• **DIRECTIONS**
Write the data below out exactly as it stands. Do not include the pictures.

───── SOURCE RECORDS ─────

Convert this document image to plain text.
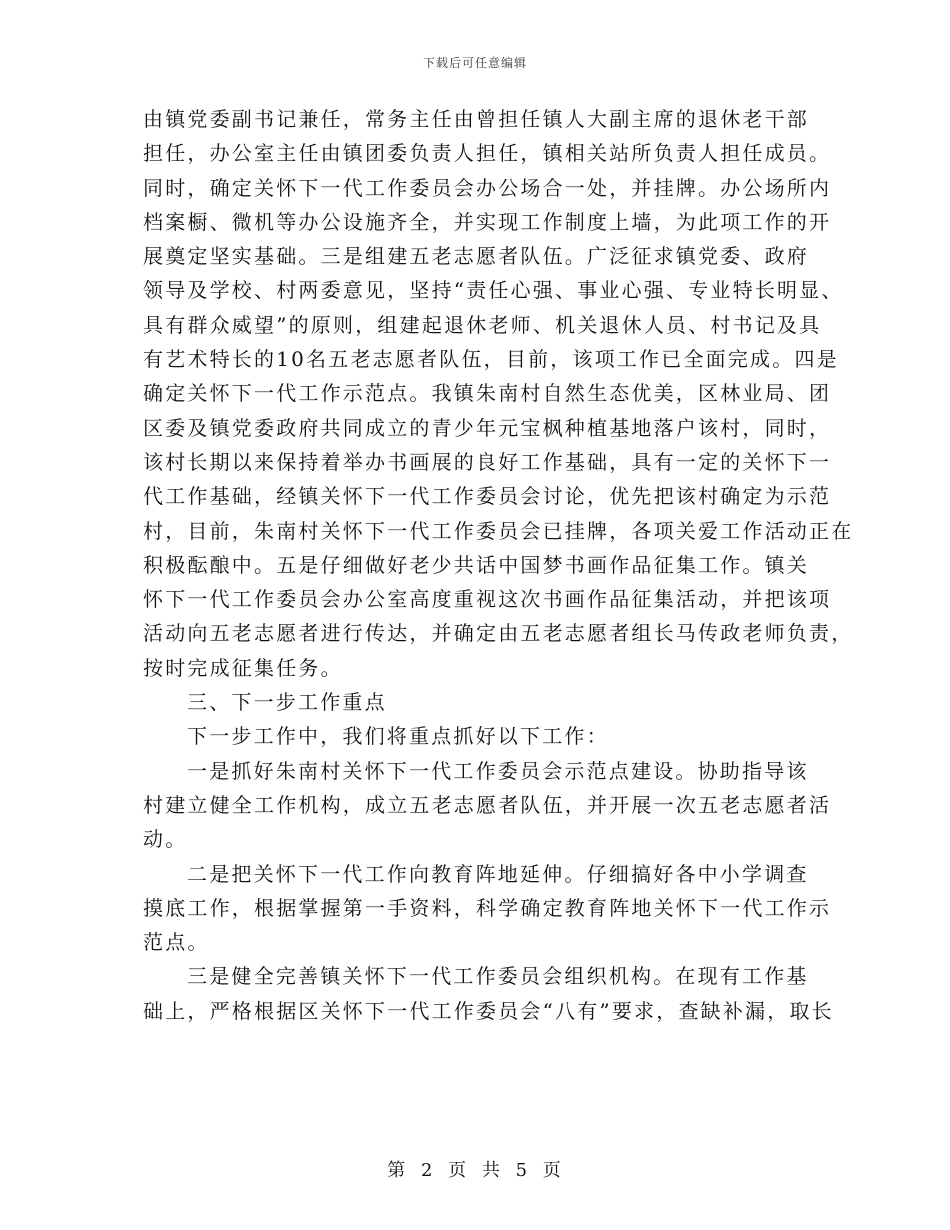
下载后可任意编辑
由镇党委副书记兼任，常务主任由曾担任镇人大副主席的退休老干部
担任，办公室主任由镇团委负责人担任，镇相关站所负责人担任成员。
同时，确定关怀下一代工作委员会办公场合一处，并挂牌。办公场所内
档案橱、微机等办公设施齐全，并实现工作制度上墙，为此项工作的开
展奠定坚实基础。三是组建五老志愿者队伍。广泛征求镇党委、政府
领导及学校、村两委意见，坚持“责任心强、事业心强、专业特长明显、
具有群众威望”的原则，组建起退休老师、机关退休人员、村书记及具
有艺术特长的10名五老志愿者队伍，目前，该项工作已全面完成。四是
确定关怀下一代工作示范点。我镇朱南村自然生态优美，区林业局、团
区委及镇党委政府共同成立的青少年元宝枫种植基地落户该村，同时，
该村长期以来保持着举办书画展的良好工作基础，具有一定的关怀下一
代工作基础，经镇关怀下一代工作委员会讨论，优先把该村确定为示范
村，目前，朱南村关怀下一代工作委员会已挂牌，各项关爱工作活动正在
积极酝酿中。五是仔细做好老少共话中国梦书画作品征集工作。镇关
怀下一代工作委员会办公室高度重视这次书画作品征集活动，并把该项
活动向五老志愿者进行传达，并确定由五老志愿者组长马传政老师负责，
按时完成征集任务。
三、下一步工作重点
下一步工作中，我们将重点抓好以下工作：
一是抓好朱南村关怀下一代工作委员会示范点建设。协助指导该
村建立健全工作机构，成立五老志愿者队伍，并开展一次五老志愿者活
动。
二是把关怀下一代工作向教育阵地延伸。仔细搞好各中小学调查
摸底工作，根据掌握第一手资料，科学确定教育阵地关怀下一代工作示
范点。
三是健全完善镇关怀下一代工作委员会组织机构。在现有工作基
础上，严格根据区关怀下一代工作委员会“八有”要求，查缺补漏，取长
第 2 页 共 5 页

─────

• **FULL RESPONSE**
Convert this document image to plain text.
下载后可任意编辑
由镇党委副书记兼任，常务主任由曾担任镇人大副主席的退休老干部
担任，办公室主任由镇团委负责人担任，镇相关站所负责人担任成员。
同时，确定关怀下一代工作委员会办公场合一处，并挂牌。办公场所内
档案橱、微机等办公设施齐全，并实现工作制度上墙，为此项工作的开
展奠定坚实基础。三是组建五老志愿者队伍。广泛征求镇党委、政府
领导及学校、村两委意见，坚持“责任心强、事业心强、专业特长明显、
具有群众威望”的原则，组建起退休老师、机关退休人员、村书记及具
有艺术特长的10名五老志愿者队伍，目前，该项工作已全面完成。四是
确定关怀下一代工作示范点。我镇朱南村自然生态优美，区林业局、团
区委及镇党委政府共同成立的青少年元宝枫种植基地落户该村，同时，
该村长期以来保持着举办书画展的良好工作基础，具有一定的关怀下一
代工作基础，经镇关怀下一代工作委员会讨论，优先把该村确定为示范
村，目前，朱南村关怀下一代工作委员会已挂牌，各项关爱工作活动正在
积极酝酿中。五是仔细做好老少共话中国梦书画作品征集工作。镇关
怀下一代工作委员会办公室高度重视这次书画作品征集活动，并把该项
活动向五老志愿者进行传达，并确定由五老志愿者组长马传政老师负责，
按时完成征集任务。
三、下一步工作重点
下一步工作中，我们将重点抓好以下工作：
一是抓好朱南村关怀下一代工作委员会示范点建设。协助指导该
村建立健全工作机构，成立五老志愿者队伍，并开展一次五老志愿者活
动。
二是把关怀下一代工作向教育阵地延伸。仔细搞好各中小学调查
摸底工作，根据掌握第一手资料，科学确定教育阵地关怀下一代工作示
范点。
三是健全完善镇关怀下一代工作委员会组织机构。在现有工作基
础上，严格根据区关怀下一代工作委员会“八有”要求，查缺补漏，取长
第 2 页 共 5 页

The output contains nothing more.